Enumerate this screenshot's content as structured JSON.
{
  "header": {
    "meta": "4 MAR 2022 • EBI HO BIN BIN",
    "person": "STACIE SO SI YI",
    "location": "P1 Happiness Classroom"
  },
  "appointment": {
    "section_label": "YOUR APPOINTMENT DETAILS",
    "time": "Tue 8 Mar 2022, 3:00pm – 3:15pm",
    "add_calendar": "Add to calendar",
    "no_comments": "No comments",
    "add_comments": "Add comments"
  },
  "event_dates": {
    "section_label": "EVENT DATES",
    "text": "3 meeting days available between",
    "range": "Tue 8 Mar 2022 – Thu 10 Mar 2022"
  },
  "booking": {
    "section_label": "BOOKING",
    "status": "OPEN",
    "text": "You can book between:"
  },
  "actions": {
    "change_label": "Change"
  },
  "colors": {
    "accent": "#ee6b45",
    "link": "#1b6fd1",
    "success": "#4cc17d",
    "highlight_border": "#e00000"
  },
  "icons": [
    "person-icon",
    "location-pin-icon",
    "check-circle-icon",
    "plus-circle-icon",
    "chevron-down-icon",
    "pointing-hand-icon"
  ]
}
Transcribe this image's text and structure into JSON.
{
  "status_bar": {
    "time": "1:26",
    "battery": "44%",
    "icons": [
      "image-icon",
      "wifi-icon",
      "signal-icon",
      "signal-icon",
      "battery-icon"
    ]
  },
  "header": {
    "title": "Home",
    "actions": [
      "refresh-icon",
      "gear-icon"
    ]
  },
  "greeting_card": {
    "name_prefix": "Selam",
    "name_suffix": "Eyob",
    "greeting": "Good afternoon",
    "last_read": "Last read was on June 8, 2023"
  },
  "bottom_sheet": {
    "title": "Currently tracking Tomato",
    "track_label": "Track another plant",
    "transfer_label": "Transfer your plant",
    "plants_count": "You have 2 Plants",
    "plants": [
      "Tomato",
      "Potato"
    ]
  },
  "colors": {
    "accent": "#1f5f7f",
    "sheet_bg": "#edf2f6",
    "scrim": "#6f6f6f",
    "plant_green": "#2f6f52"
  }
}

--- Instructions for the task ---
Write every line of the material above again, exactly.

--- Written response ---
Enumerate this screenshot's content as structured JSON.
{
  "header": {
    "meta": "4 MAR 2022 • EBI HO BIN BIN",
    "person": "STACIE SO SI YI",
    "location": "P1 Happiness Classroom"
  },
  "appointment": {
    "section_label": "YOUR APPOINTMENT DETAILS",
    "time": "Tue 8 Mar 2022, 3:00pm – 3:15pm",
    "add_calendar": "Add to calendar",
    "no_comments": "No comments",
    "add_comments": "Add comments"
  },
  "event_dates": {
    "section_label": "EVENT DATES",
    "text": "3 meeting days available between",
    "range": "Tue 8 Mar 2022 – Thu 10 Mar 2022"
  },
  "booking": {
    "section_label": "BOOKING",
    "status": "OPEN",
    "text": "You can book between:"
  },
  "actions": {
    "change_label": "Change"
  },
  "colors": {
    "accent": "#ee6b45",
    "link": "#1b6fd1",
    "success": "#4cc17d",
    "highlight_border": "#e00000"
  },
  "icons": [
    "person-icon",
    "location-pin-icon",
    "check-circle-icon",
    "plus-circle-icon",
    "chevron-down-icon",
    "pointing-hand-icon"
  ]
}
Transcribe this image's text and structure into JSON.
{
  "status_bar": {
    "time": "1:26",
    "battery": "44%",
    "icons": [
      "image-icon",
      "wifi-icon",
      "signal-icon",
      "signal-icon",
      "battery-icon"
    ]
  },
  "header": {
    "title": "Home",
    "actions": [
      "refresh-icon",
      "gear-icon"
    ]
  },
  "greeting_card": {
    "name_prefix": "Selam",
    "name_suffix": "Eyob",
    "greeting": "Good afternoon",
    "last_read": "Last read was on June 8, 2023"
  },
  "bottom_sheet": {
    "title": "Currently tracking Tomato",
    "track_label": "Track another plant",
    "transfer_label": "Transfer your plant",
    "plants_count": "You have 2 Plants",
    "plants": [
      "Tomato",
      "Potato"
    ]
  },
  "colors": {
    "accent": "#1f5f7f",
    "sheet_bg": "#edf2f6",
    "scrim": "#6f6f6f",
    "plant_green": "#2f6f52"
  }
}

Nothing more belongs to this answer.